▶ **Written problem**
Are you able to retype all the records below exactly?

Start

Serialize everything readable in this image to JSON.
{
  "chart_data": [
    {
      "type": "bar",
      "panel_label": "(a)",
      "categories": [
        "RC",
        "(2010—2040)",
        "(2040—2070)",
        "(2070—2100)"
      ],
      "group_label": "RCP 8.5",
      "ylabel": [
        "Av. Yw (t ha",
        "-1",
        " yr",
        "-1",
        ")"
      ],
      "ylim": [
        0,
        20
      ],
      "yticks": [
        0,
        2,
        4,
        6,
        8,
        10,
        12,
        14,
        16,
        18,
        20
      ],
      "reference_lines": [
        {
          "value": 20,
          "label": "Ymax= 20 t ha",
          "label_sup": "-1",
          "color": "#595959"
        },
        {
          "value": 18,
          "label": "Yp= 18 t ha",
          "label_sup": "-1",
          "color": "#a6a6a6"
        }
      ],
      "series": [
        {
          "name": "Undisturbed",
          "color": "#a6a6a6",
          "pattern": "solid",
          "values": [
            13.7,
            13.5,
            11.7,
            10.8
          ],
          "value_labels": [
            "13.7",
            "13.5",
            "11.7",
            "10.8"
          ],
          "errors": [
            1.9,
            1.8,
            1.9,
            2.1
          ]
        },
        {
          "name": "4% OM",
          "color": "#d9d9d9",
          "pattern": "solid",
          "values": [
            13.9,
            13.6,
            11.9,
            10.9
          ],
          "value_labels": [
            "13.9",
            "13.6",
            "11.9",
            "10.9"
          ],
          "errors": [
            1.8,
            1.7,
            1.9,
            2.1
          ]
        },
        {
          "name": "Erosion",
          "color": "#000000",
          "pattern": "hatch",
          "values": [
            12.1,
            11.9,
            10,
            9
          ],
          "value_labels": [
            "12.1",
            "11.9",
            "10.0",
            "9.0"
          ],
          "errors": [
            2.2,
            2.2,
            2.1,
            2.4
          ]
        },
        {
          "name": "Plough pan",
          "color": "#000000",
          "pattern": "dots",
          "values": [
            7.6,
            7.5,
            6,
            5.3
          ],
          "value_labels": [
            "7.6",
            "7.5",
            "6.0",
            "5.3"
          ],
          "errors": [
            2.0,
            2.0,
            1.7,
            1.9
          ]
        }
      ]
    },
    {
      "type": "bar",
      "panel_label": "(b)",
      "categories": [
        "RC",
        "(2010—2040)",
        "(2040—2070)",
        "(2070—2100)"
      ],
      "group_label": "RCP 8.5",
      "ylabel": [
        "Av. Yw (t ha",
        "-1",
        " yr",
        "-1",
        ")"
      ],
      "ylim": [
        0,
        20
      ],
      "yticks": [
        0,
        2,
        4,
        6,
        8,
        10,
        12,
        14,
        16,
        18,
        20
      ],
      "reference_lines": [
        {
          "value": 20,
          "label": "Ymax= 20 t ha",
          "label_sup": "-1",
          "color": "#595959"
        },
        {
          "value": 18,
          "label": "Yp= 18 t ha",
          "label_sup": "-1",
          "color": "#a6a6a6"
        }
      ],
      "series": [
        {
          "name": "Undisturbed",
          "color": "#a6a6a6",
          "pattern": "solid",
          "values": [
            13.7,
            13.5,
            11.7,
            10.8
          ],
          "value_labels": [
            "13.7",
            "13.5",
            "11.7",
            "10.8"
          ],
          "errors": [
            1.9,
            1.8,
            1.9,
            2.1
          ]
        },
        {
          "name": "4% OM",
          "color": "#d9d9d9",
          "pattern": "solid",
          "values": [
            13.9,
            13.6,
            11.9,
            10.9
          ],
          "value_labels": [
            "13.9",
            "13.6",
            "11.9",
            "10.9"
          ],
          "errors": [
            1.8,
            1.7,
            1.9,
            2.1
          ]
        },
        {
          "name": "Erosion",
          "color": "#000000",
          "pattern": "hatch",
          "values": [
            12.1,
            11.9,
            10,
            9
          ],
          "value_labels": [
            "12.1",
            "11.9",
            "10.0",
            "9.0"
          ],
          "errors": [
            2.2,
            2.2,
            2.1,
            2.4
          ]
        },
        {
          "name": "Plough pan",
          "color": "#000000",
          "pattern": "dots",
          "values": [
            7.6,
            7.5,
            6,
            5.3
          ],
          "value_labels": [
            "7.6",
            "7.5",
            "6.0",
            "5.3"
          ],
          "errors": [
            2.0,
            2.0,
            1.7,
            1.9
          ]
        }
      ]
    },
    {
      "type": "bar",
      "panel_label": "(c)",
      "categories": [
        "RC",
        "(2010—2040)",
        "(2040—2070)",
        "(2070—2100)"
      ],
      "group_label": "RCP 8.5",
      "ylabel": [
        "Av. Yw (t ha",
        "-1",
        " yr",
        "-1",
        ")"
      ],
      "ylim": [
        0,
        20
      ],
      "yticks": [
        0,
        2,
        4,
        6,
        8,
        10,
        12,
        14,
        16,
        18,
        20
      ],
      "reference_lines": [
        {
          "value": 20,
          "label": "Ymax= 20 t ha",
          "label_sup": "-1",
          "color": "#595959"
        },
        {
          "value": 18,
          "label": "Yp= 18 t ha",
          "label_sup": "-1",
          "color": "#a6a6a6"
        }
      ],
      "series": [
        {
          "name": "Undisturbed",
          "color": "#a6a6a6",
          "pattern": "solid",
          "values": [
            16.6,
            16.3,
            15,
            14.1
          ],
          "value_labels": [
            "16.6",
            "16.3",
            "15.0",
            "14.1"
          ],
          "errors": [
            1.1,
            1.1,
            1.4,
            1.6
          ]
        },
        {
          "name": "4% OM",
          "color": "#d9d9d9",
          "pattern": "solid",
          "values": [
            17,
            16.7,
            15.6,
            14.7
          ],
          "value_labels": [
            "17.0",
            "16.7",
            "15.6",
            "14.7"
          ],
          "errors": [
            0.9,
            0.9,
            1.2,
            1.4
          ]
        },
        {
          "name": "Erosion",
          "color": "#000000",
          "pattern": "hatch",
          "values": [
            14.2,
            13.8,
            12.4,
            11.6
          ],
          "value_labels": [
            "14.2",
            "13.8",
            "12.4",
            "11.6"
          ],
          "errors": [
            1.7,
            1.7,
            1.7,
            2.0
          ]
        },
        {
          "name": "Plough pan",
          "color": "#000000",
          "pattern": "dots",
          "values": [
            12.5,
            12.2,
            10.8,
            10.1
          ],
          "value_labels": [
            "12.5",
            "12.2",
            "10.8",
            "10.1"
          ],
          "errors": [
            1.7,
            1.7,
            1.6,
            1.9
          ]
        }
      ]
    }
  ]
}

End

▶ **Output below**
Serialize everything readable in this image to JSON.
{
  "chart_data": [
    {
      "type": "bar",
      "panel_label": "(a)",
      "categories": [
        "RC",
        "(2010—2040)",
        "(2040—2070)",
        "(2070—2100)"
      ],
      "group_label": "RCP 8.5",
      "ylabel": [
        "Av. Yw (t ha",
        "-1",
        " yr",
        "-1",
        ")"
      ],
      "ylim": [
        0,
        20
      ],
      "yticks": [
        0,
        2,
        4,
        6,
        8,
        10,
        12,
        14,
        16,
        18,
        20
      ],
      "reference_lines": [
        {
          "value": 20,
          "label": "Ymax= 20 t ha",
          "label_sup": "-1",
          "color": "#595959"
        },
        {
          "value": 18,
          "label": "Yp= 18 t ha",
          "label_sup": "-1",
          "color": "#a6a6a6"
        }
      ],
      "series": [
        {
          "name": "Undisturbed",
          "color": "#a6a6a6",
          "pattern": "solid",
          "values": [
            13.7,
            13.5,
            11.7,
            10.8
          ],
          "value_labels": [
            "13.7",
            "13.5",
            "11.7",
            "10.8"
          ],
          "errors": [
            1.9,
            1.8,
            1.9,
            2.1
          ]
        },
        {
          "name": "4% OM",
          "color": "#d9d9d9",
          "pattern": "solid",
          "values": [
            13.9,
            13.6,
            11.9,
            10.9
          ],
          "value_labels": [
            "13.9",
            "13.6",
            "11.9",
            "10.9"
          ],
          "errors": [
            1.8,
            1.7,
            1.9,
            2.1
          ]
        },
        {
          "name": "Erosion",
          "color": "#000000",
          "pattern": "hatch",
          "values": [
            12.1,
            11.9,
            10,
            9
          ],
          "value_labels": [
            "12.1",
            "11.9",
            "10.0",
            "9.0"
          ],
          "errors": [
            2.2,
            2.2,
            2.1,
            2.4
          ]
        },
        {
          "name": "Plough pan",
          "color": "#000000",
          "pattern": "dots",
          "values": [
            7.6,
            7.5,
            6,
            5.3
          ],
          "value_labels": [
            "7.6",
            "7.5",
            "6.0",
            "5.3"
          ],
          "errors": [
            2.0,
            2.0,
            1.7,
            1.9
          ]
        }
      ]
    },
    {
      "type": "bar",
      "panel_label": "(b)",
      "categories": [
        "RC",
        "(2010—2040)",
        "(2040—2070)",
        "(2070—2100)"
      ],
      "group_label": "RCP 8.5",
      "ylabel": [
        "Av. Yw (t ha",
        "-1",
        " yr",
        "-1",
        ")"
      ],
      "ylim": [
        0,
        20
      ],
      "yticks": [
        0,
        2,
        4,
        6,
        8,
        10,
        12,
        14,
        16,
        18,
        20
      ],
      "reference_lines": [
        {
          "value": 20,
          "label": "Ymax= 20 t ha",
          "label_sup": "-1",
          "color": "#595959"
        },
        {
          "value": 18,
          "label": "Yp= 18 t ha",
          "label_sup": "-1",
          "color": "#a6a6a6"
        }
      ],
      "series": [
        {
          "name": "Undisturbed",
          "color": "#a6a6a6",
          "pattern": "solid",
          "values": [
            13.7,
            13.5,
            11.7,
            10.8
          ],
          "value_labels": [
            "13.7",
            "13.5",
            "11.7",
            "10.8"
          ],
          "errors": [
            1.9,
            1.8,
            1.9,
            2.1
          ]
        },
        {
          "name": "4% OM",
          "color": "#d9d9d9",
          "pattern": "solid",
          "values": [
            13.9,
            13.6,
            11.9,
            10.9
          ],
          "value_labels": [
            "13.9",
            "13.6",
            "11.9",
            "10.9"
          ],
          "errors": [
            1.8,
            1.7,
            1.9,
            2.1
          ]
        },
        {
          "name": "Erosion",
          "color": "#000000",
          "pattern": "hatch",
          "values": [
            12.1,
            11.9,
            10,
            9
          ],
          "value_labels": [
            "12.1",
            "11.9",
            "10.0",
            "9.0"
          ],
          "errors": [
            2.2,
            2.2,
            2.1,
            2.4
          ]
        },
        {
          "name": "Plough pan",
          "color": "#000000",
          "pattern": "dots",
          "values": [
            7.6,
            7.5,
            6,
            5.3
          ],
          "value_labels": [
            "7.6",
            "7.5",
            "6.0",
            "5.3"
          ],
          "errors": [
            2.0,
            2.0,
            1.7,
            1.9
          ]
        }
      ]
    },
    {
      "type": "bar",
      "panel_label": "(c)",
      "categories": [
        "RC",
        "(2010—2040)",
        "(2040—2070)",
        "(2070—2100)"
      ],
      "group_label": "RCP 8.5",
      "ylabel": [
        "Av. Yw (t ha",
        "-1",
        " yr",
        "-1",
        ")"
      ],
      "ylim": [
        0,
        20
      ],
      "yticks": [
        0,
        2,
        4,
        6,
        8,
        10,
        12,
        14,
        16,
        18,
        20
      ],
      "reference_lines": [
        {
          "value": 20,
          "label": "Ymax= 20 t ha",
          "label_sup": "-1",
          "color": "#595959"
        },
        {
          "value": 18,
          "label": "Yp= 18 t ha",
          "label_sup": "-1",
          "color": "#a6a6a6"
        }
      ],
      "series": [
        {
          "name": "Undisturbed",
          "color": "#a6a6a6",
          "pattern": "solid",
          "values": [
            16.6,
            16.3,
            15,
            14.1
          ],
          "value_labels": [
            "16.6",
            "16.3",
            "15.0",
            "14.1"
          ],
          "errors": [
            1.1,
            1.1,
            1.4,
            1.6
          ]
        },
        {
          "name": "4% OM",
          "color": "#d9d9d9",
          "pattern": "solid",
          "values": [
            17,
            16.7,
            15.6,
            14.7
          ],
          "value_labels": [
            "17.0",
            "16.7",
            "15.6",
            "14.7"
          ],
          "errors": [
            0.9,
            0.9,
            1.2,
            1.4
          ]
        },
        {
          "name": "Erosion",
          "color": "#000000",
          "pattern": "hatch",
          "values": [
            14.2,
            13.8,
            12.4,
            11.6
          ],
          "value_labels": [
            "14.2",
            "13.8",
            "12.4",
            "11.6"
          ],
          "errors": [
            1.7,
            1.7,
            1.7,
            2.0
          ]
        },
        {
          "name": "Plough pan",
          "color": "#000000",
          "pattern": "dots",
          "values": [
            12.5,
            12.2,
            10.8,
            10.1
          ],
          "value_labels": [
            "12.5",
            "12.2",
            "10.8",
            "10.1"
          ],
          "errors": [
            1.7,
            1.7,
            1.6,
            1.9
          ]
        }
      ]
    }
  ]
}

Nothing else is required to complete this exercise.